- **Job**
Look through the material below, count the lines containing the word "必须使用", and state only the count.

---

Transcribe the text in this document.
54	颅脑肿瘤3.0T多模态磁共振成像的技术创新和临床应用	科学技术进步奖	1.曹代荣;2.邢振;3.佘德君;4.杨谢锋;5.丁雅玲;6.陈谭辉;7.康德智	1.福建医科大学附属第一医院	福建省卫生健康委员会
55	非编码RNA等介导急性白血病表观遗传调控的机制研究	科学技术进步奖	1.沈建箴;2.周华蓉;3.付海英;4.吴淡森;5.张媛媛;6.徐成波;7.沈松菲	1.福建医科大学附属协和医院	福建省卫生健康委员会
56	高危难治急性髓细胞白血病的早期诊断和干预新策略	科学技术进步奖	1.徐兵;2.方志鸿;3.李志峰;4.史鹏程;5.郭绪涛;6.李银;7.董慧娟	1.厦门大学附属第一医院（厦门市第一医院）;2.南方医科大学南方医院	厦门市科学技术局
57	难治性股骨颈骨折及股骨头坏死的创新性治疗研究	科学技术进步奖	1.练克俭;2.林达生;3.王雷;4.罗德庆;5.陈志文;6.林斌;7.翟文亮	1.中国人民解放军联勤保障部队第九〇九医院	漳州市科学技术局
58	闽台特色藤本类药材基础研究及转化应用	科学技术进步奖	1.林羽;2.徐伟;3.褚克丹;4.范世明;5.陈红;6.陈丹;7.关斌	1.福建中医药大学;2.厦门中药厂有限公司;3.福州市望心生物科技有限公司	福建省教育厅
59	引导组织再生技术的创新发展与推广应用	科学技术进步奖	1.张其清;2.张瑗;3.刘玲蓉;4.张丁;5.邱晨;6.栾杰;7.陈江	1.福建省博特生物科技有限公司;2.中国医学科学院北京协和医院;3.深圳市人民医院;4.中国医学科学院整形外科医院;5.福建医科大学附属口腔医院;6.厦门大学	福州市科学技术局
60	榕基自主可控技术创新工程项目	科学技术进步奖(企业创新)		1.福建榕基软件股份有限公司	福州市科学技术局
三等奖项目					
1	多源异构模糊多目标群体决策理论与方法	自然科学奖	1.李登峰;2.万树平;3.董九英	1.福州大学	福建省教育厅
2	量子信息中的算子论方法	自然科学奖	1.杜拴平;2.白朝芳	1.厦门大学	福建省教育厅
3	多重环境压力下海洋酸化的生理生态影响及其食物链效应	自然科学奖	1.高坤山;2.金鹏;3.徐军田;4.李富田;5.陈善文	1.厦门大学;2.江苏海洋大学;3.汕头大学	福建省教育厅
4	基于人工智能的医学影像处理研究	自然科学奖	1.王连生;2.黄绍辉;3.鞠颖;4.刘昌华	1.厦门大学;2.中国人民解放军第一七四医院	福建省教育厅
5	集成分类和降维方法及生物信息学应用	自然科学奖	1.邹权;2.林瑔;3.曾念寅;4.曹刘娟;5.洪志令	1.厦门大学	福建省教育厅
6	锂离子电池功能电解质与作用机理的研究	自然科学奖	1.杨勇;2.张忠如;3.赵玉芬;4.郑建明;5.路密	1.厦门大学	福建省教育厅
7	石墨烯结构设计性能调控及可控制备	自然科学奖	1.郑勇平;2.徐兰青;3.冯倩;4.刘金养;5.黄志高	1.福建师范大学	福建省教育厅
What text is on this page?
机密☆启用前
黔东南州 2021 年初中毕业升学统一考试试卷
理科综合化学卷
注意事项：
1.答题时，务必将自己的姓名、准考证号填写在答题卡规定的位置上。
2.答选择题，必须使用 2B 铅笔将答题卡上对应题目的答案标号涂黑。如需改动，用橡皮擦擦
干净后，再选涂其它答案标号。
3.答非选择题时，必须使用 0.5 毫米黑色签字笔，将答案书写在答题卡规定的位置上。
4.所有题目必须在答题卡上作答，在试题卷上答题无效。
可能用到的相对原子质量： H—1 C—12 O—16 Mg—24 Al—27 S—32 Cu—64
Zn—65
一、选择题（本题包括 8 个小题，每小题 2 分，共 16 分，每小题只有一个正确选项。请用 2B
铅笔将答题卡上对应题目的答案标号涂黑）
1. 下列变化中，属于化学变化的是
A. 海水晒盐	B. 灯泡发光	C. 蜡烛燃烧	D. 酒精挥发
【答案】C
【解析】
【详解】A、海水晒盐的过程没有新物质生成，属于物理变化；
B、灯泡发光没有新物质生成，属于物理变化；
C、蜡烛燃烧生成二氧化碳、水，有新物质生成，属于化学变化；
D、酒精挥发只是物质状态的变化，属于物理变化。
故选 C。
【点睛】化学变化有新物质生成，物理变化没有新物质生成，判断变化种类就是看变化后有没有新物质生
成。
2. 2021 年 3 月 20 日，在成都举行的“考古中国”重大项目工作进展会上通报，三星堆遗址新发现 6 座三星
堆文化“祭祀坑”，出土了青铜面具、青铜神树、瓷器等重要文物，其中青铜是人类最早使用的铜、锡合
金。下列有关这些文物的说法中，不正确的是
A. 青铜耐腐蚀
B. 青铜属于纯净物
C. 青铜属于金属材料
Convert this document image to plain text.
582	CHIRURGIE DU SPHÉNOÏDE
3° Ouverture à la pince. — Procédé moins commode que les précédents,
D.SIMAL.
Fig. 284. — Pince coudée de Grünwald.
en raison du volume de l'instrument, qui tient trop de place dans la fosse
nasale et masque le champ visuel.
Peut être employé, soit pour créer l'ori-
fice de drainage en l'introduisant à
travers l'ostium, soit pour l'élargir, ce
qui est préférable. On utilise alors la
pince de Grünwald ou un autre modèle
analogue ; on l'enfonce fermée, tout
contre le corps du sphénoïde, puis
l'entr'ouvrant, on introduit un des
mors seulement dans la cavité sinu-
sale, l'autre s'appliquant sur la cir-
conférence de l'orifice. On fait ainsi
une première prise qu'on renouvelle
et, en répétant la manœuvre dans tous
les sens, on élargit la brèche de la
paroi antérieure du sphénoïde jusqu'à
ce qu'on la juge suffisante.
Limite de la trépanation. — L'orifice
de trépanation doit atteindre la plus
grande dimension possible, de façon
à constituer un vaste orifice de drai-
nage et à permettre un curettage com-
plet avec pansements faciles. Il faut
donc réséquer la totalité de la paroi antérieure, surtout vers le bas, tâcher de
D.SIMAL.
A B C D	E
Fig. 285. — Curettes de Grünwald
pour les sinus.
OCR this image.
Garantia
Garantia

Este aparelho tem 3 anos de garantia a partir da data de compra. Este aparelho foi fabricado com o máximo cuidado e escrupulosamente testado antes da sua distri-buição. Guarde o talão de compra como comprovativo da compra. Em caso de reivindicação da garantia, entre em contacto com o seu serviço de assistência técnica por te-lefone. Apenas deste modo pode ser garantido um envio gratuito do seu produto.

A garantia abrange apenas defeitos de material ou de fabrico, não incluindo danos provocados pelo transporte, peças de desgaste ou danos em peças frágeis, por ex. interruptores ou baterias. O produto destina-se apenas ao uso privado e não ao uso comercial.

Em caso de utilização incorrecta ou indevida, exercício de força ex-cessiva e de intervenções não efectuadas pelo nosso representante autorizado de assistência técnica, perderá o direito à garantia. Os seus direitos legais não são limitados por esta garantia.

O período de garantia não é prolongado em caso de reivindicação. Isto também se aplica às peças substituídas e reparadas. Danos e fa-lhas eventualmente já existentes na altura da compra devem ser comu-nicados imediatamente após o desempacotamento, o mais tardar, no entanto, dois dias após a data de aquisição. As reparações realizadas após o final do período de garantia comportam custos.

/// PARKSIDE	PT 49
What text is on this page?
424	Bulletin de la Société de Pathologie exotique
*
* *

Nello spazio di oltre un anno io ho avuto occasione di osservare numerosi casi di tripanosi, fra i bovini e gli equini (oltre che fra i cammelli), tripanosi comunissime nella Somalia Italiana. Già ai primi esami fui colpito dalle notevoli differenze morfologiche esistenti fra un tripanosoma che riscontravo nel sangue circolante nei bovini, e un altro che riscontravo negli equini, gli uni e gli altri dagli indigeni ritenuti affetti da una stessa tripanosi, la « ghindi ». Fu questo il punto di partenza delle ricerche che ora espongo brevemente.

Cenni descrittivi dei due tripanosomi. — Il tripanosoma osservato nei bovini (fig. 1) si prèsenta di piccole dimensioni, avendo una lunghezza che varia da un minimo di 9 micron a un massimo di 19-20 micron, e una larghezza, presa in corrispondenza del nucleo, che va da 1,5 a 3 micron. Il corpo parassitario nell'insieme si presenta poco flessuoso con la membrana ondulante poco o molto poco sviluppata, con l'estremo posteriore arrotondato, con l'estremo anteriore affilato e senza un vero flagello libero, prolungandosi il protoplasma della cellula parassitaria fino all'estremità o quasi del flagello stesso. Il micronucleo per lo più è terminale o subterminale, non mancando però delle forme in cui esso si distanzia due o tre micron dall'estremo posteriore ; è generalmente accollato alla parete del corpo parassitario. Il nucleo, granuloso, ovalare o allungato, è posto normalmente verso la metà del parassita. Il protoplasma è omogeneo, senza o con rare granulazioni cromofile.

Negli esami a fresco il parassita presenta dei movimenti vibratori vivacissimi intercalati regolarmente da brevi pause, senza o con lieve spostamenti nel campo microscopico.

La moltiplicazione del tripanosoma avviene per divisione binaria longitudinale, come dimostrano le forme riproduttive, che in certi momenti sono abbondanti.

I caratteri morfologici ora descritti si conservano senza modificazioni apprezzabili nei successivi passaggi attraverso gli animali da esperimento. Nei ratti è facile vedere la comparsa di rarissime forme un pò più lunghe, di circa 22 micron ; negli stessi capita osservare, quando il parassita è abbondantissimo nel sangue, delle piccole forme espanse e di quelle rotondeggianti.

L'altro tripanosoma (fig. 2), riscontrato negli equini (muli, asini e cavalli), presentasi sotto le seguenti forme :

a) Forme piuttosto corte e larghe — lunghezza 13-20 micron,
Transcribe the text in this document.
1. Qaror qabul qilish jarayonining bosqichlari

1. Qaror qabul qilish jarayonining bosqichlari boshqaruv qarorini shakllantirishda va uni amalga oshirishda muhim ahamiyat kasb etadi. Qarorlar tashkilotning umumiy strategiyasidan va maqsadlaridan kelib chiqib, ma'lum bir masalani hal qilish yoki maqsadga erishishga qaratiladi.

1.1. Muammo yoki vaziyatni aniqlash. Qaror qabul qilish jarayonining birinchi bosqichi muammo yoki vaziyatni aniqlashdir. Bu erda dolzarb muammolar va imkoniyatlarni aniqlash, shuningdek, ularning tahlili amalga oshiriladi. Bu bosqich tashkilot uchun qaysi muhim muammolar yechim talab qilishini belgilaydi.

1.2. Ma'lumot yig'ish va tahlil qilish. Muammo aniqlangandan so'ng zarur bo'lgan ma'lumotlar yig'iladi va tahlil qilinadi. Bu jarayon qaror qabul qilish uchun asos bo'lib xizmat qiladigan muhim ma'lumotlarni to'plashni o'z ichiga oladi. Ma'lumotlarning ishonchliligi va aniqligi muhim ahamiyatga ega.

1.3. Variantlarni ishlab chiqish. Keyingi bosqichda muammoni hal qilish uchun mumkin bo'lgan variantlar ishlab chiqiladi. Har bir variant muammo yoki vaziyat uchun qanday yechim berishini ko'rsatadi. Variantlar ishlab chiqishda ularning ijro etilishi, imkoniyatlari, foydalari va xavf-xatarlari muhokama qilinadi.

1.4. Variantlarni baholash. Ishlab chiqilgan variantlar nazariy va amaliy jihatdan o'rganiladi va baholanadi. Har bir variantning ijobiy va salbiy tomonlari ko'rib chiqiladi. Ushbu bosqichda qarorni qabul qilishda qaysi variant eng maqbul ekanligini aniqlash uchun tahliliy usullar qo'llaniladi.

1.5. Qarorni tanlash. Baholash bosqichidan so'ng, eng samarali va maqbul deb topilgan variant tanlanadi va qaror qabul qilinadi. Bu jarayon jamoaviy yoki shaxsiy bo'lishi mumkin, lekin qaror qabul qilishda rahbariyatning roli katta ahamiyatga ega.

---

- **Task answer**
2